Judge Kennedy's decision denied the injunction based on the fact that a
Cherokee tribal court order had reinstated the non-Indian Freedmen
descendants to citizenship and the right to vote on May 14, as well as
the fact that the Bureau of Indian Affairs had approved the June 23
election procedures.
“Judge Kennedy showed great wisdom in his decision. We have said that
this group's effort to stop the election was a remedy in search of a
wrong, as all eligible non-Indian Freedmen citizens of the Cherokee
Nation can vote in this election," said Chad Smith, Principal Chief of
the Cherokee Nation.
"We're also pleased that his decision respects our tribal court
decisions and the more than 300 non-Indian Freedmen who won a ruling in
our tribal court to participate in the June 23 election," Smith said.
In the June 23 election, Cherokee Nation citizens will vote for, among
other things, candidates for Principal Chief, Deputy Principal Chief,
and Tribal Council.
The Cherokee Nation passed a Constitutional amendment in March 2007 with
approval of 77 percent of the voters, limiting Cherokee Nation
citizenship only to those who can trace an Indian ancestor listed on U.S.

**DATASET SECTION**
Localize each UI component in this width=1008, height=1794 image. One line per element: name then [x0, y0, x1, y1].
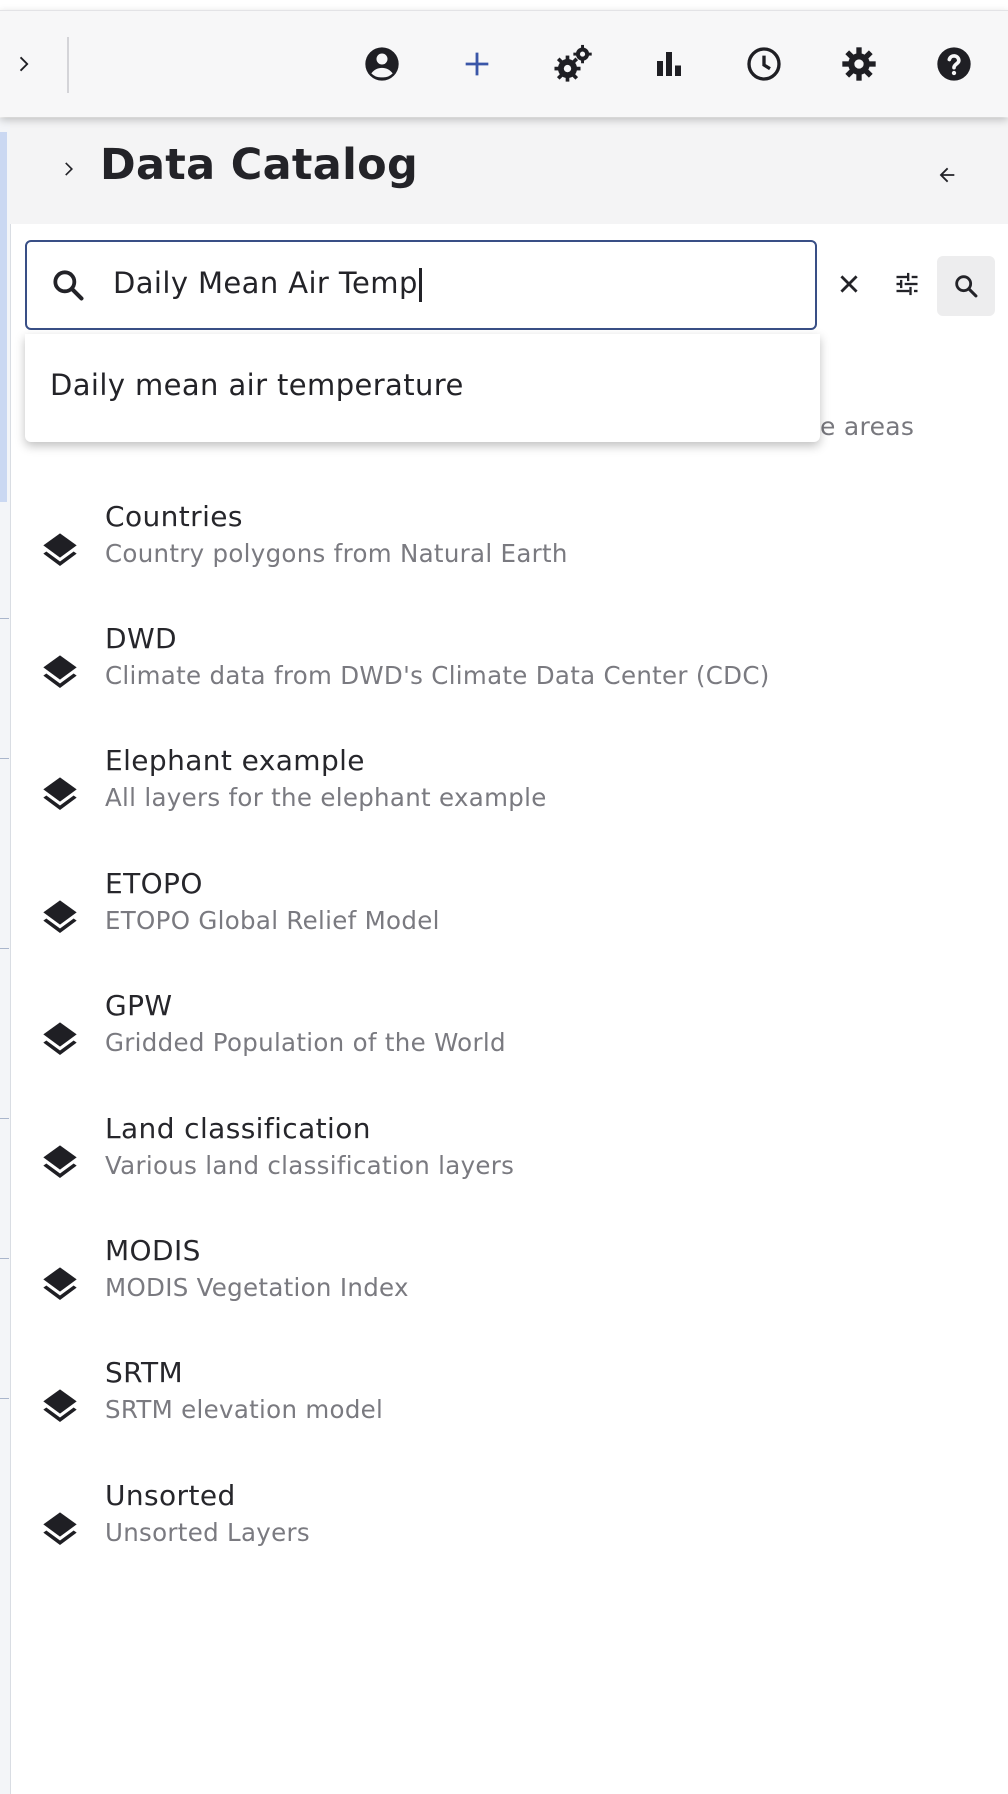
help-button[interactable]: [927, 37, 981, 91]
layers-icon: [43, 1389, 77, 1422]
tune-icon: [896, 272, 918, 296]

**EXERCISE DETAILS**
Please return the passage above on Judge Kennedy's ruling about the Cherokee Nation election, word for word and in full.

**PROBLEM SOLUTION**
Judge Kennedy's decision denied the injunction based on the fact that a
Cherokee tribal court order had reinstated the non-Indian Freedmen
descendants to citizenship and the right to vote on May 14, as well as
the fact that the Bureau of Indian Affairs had approved the June 23
election procedures.
“Judge Kennedy showed great wisdom in his decision. We have said that
this group's effort to stop the election was a remedy in search of a
wrong, as all eligible non-Indian Freedmen citizens of the Cherokee
Nation can vote in this election," said Chad Smith, Principal Chief of
the Cherokee Nation.
"We're also pleased that his decision respects our tribal court
decisions and the more than 300 non-Indian Freedmen who won a ruling in
our tribal court to participate in the June 23 election," Smith said.
In the June 23 election, Cherokee Nation citizens will vote for, among
other things, candidates for Principal Chief, Deputy Principal Chief,
and Tribal Council.
The Cherokee Nation passed a Constitutional amendment in March 2007 with
approval of 77 percent of the voters, limiting Cherokee Nation
citizenship only to those who can trace an Indian ancestor listed on U.S.